=== Given problem ===
Write out the material again word for word, dropping any images it holds.

[Records about charts and figures]
◆ ◆ ◆ ◆ ◆ ◆ ◆
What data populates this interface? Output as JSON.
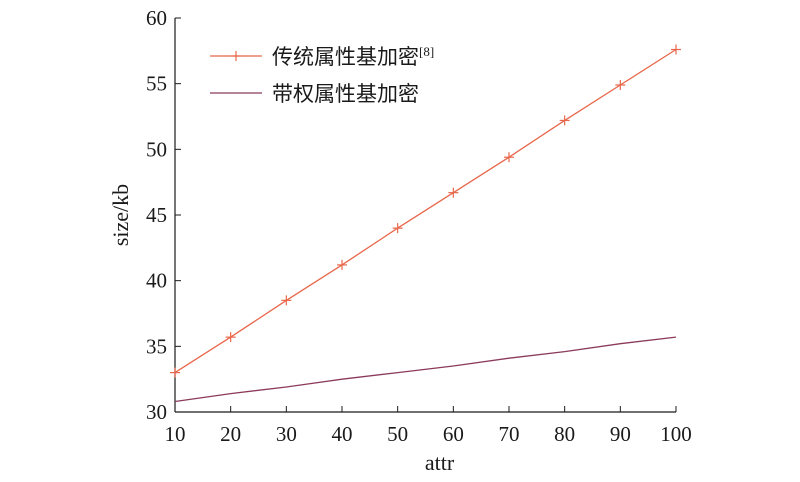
{
  "chart_data": {
    "type": "line",
    "xlabel": "attr",
    "ylabel": "size/kb",
    "xlim": [
      10,
      100
    ],
    "ylim": [
      30,
      60
    ],
    "x_ticks": [
      10,
      20,
      30,
      40,
      50,
      60,
      70,
      80,
      90,
      100
    ],
    "y_ticks": [
      30,
      35,
      40,
      45,
      50,
      55,
      60
    ],
    "grid": false,
    "legend_position": "top-left",
    "x": [
      10,
      20,
      30,
      40,
      50,
      60,
      70,
      80,
      90,
      100
    ],
    "series": [
      {
        "name": "传统属性基加密",
        "name_superscript": "[8]",
        "marker": "plus",
        "color": "#e8664a",
        "values": [
          33.0,
          35.7,
          38.5,
          41.2,
          44.0,
          46.7,
          49.4,
          52.2,
          54.9,
          57.6
        ]
      },
      {
        "name": "带权属性基加密",
        "marker": "none",
        "color": "#8b3a5a",
        "values": [
          30.8,
          31.4,
          31.9,
          32.5,
          33.0,
          33.5,
          34.1,
          34.6,
          35.2,
          35.7
        ]
      }
    ]
  },
  "colors": {
    "axis": "#1a1a1a"
  }
}
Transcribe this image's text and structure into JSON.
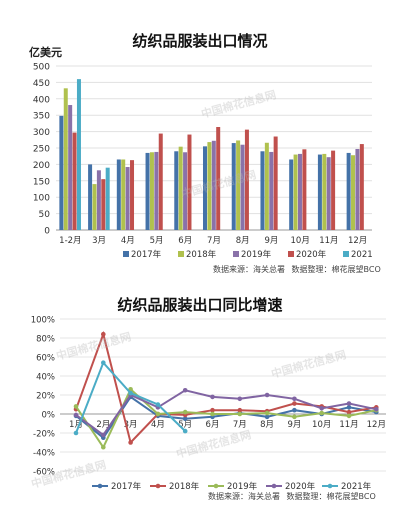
{
  "charts": {
    "bar": {
      "title": "纺织品服装出口情况",
      "unit": "亿美元",
      "source_label": "数据来源：海关总署",
      "compiler_label": "数据整理：棉花展望BCO"
    },
    "line": {
      "title": "纺织品服装出口同比增速",
      "source_label": "数据来源：海关总署",
      "compiler_label": "数据整理：棉花展望BCO"
    }
  },
  "colors": {
    "2017年": "#4472a8",
    "2018年": "#b0c14e",
    "2019年": "#8a72a9",
    "2020年": "#c0504d",
    "2021": "#4bacc6"
  },
  "line_colors": {
    "2017年": "#4472a8",
    "2018年": "#c0504d",
    "2019年": "#9bbb59",
    "2020年": "#8064a2",
    "2021年": "#4bacc6"
  },
  "watermark": "中国棉花信息网",
  "chart_data": [
    {
      "type": "bar",
      "title": "纺织品服装出口情况",
      "ylabel": "亿美元",
      "ylim": [
        0,
        500
      ],
      "yticks": [
        0,
        50,
        100,
        150,
        200,
        250,
        300,
        350,
        400,
        450,
        500
      ],
      "categories": [
        "1-2月",
        "3月",
        "4月",
        "5月",
        "6月",
        "7月",
        "8月",
        "9月",
        "10月",
        "11月",
        "12月"
      ],
      "grid": true,
      "legend": "bottom",
      "series": [
        {
          "name": "2017年",
          "values": [
            348,
            200,
            215,
            235,
            240,
            255,
            265,
            240,
            215,
            230,
            235
          ]
        },
        {
          "name": "2018年",
          "values": [
            432,
            140,
            215,
            237,
            254,
            268,
            273,
            266,
            230,
            232,
            228
          ]
        },
        {
          "name": "2019年",
          "values": [
            381,
            182,
            192,
            238,
            237,
            272,
            260,
            238,
            232,
            222,
            247
          ]
        },
        {
          "name": "2020年",
          "values": [
            297,
            155,
            213,
            294,
            291,
            314,
            306,
            285,
            246,
            242,
            262
          ]
        },
        {
          "name": "2021",
          "values": [
            460,
            190,
            null,
            null,
            null,
            null,
            null,
            null,
            null,
            null,
            null
          ]
        }
      ]
    },
    {
      "type": "line",
      "title": "纺织品服装出口同比增速",
      "ylim": [
        -60,
        100
      ],
      "yticks": [
        -60,
        -40,
        -20,
        0,
        20,
        40,
        60,
        80,
        100
      ],
      "categories": [
        "1月",
        "2月",
        "3月",
        "4月",
        "5月",
        "6月",
        "7月",
        "8月",
        "9月",
        "10月",
        "11月",
        "12月"
      ],
      "grid": true,
      "legend": "bottom",
      "series": [
        {
          "name": "2017年",
          "values": [
            -2,
            -25,
            18,
            -2,
            -5,
            -3,
            1,
            -3,
            4,
            0,
            7,
            2
          ]
        },
        {
          "name": "2018年",
          "values": [
            5,
            84,
            -30,
            0,
            -1,
            4,
            4,
            3,
            11,
            8,
            2,
            7
          ]
        },
        {
          "name": "2019年",
          "values": [
            8,
            -35,
            26,
            0,
            2,
            0,
            0,
            1,
            -3,
            1,
            -2,
            4
          ]
        },
        {
          "name": "2020年",
          "values": [
            -1,
            -22,
            20,
            7,
            25,
            18,
            16,
            20,
            16,
            6,
            11,
            5
          ]
        },
        {
          "name": "2021年",
          "values": [
            -20,
            54,
            22,
            10,
            -18,
            null,
            null,
            null,
            null,
            null,
            null,
            null
          ]
        }
      ]
    }
  ]
}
◆ ◆ ◆ ◆ ◆ ◆ ◆
=== Written response ===
What data populates this interface? Output as JSON.
{
  "chart_data": {
    "type": "line",
    "xlabel": "attr",
    "ylabel": "size/kb",
    "xlim": [
      10,
      100
    ],
    "ylim": [
      30,
      60
    ],
    "x_ticks": [
      10,
      20,
      30,
      40,
      50,
      60,
      70,
      80,
      90,
      100
    ],
    "y_ticks": [
      30,
      35,
      40,
      45,
      50,
      55,
      60
    ],
    "grid": false,
    "legend_position": "top-left",
    "x": [
      10,
      20,
      30,
      40,
      50,
      60,
      70,
      80,
      90,
      100
    ],
    "series": [
      {
        "name": "传统属性基加密",
        "name_superscript": "[8]",
        "marker": "plus",
        "color": "#e8664a",
        "values": [
          33.0,
          35.7,
          38.5,
          41.2,
          44.0,
          46.7,
          49.4,
          52.2,
          54.9,
          57.6
        ]
      },
      {
        "name": "带权属性基加密",
        "marker": "none",
        "color": "#8b3a5a",
        "values": [
          30.8,
          31.4,
          31.9,
          32.5,
          33.0,
          33.5,
          34.1,
          34.6,
          35.2,
          35.7
        ]
      }
    ]
  },
  "colors": {
    "axis": "#1a1a1a"
  }
}
Transcribe this image's text and structure into JSON.
{
  "charts": {
    "bar": {
      "title": "纺织品服装出口情况",
      "unit": "亿美元",
      "source_label": "数据来源：海关总署",
      "compiler_label": "数据整理：棉花展望BCO"
    },
    "line": {
      "title": "纺织品服装出口同比增速",
      "source_label": "数据来源：海关总署",
      "compiler_label": "数据整理：棉花展望BCO"
    }
  },
  "colors": {
    "2017年": "#4472a8",
    "2018年": "#b0c14e",
    "2019年": "#8a72a9",
    "2020年": "#c0504d",
    "2021": "#4bacc6"
  },
  "line_colors": {
    "2017年": "#4472a8",
    "2018年": "#c0504d",
    "2019年": "#9bbb59",
    "2020年": "#8064a2",
    "2021年": "#4bacc6"
  },
  "watermark": "中国棉花信息网",
  "chart_data": [
    {
      "type": "bar",
      "title": "纺织品服装出口情况",
      "ylabel": "亿美元",
      "ylim": [
        0,
        500
      ],
      "yticks": [
        0,
        50,
        100,
        150,
        200,
        250,
        300,
        350,
        400,
        450,
        500
      ],
      "categories": [
        "1-2月",
        "3月",
        "4月",
        "5月",
        "6月",
        "7月",
        "8月",
        "9月",
        "10月",
        "11月",
        "12月"
      ],
      "grid": true,
      "legend": "bottom",
      "series": [
        {
          "name": "2017年",
          "values": [
            348,
            200,
            215,
            235,
            240,
            255,
            265,
            240,
            215,
            230,
            235
          ]
        },
        {
          "name": "2018年",
          "values": [
            432,
            140,
            215,
            237,
            254,
            268,
            273,
            266,
            230,
            232,
            228
          ]
        },
        {
          "name": "2019年",
          "values": [
            381,
            182,
            192,
            238,
            237,
            272,
            260,
            238,
            232,
            222,
            247
          ]
        },
        {
          "name": "2020年",
          "values": [
            297,
            155,
            213,
            294,
            291,
            314,
            306,
            285,
            246,
            242,
            262
          ]
        },
        {
          "name": "2021",
          "values": [
            460,
            190,
            null,
            null,
            null,
            null,
            null,
            null,
            null,
            null,
            null
          ]
        }
      ]
    },
    {
      "type": "line",
      "title": "纺织品服装出口同比增速",
      "ylim": [
        -60,
        100
      ],
      "yticks": [
        -60,
        -40,
        -20,
        0,
        20,
        40,
        60,
        80,
        100
      ],
      "categories": [
        "1月",
        "2月",
        "3月",
        "4月",
        "5月",
        "6月",
        "7月",
        "8月",
        "9月",
        "10月",
        "11月",
        "12月"
      ],
      "grid": true,
      "legend": "bottom",
      "series": [
        {
          "name": "2017年",
          "values": [
            -2,
            -25,
            18,
            -2,
            -5,
            -3,
            1,
            -3,
            4,
            0,
            7,
            2
          ]
        },
        {
          "name": "2018年",
          "values": [
            5,
            84,
            -30,
            0,
            -1,
            4,
            4,
            3,
            11,
            8,
            2,
            7
          ]
        },
        {
          "name": "2019年",
          "values": [
            8,
            -35,
            26,
            0,
            2,
            0,
            0,
            1,
            -3,
            1,
            -2,
            4
          ]
        },
        {
          "name": "2020年",
          "values": [
            -1,
            -22,
            20,
            7,
            25,
            18,
            16,
            20,
            16,
            6,
            11,
            5
          ]
        },
        {
          "name": "2021年",
          "values": [
            -20,
            54,
            22,
            10,
            -18,
            null,
            null,
            null,
            null,
            null,
            null,
            null
          ]
        }
      ]
    }
  ]
}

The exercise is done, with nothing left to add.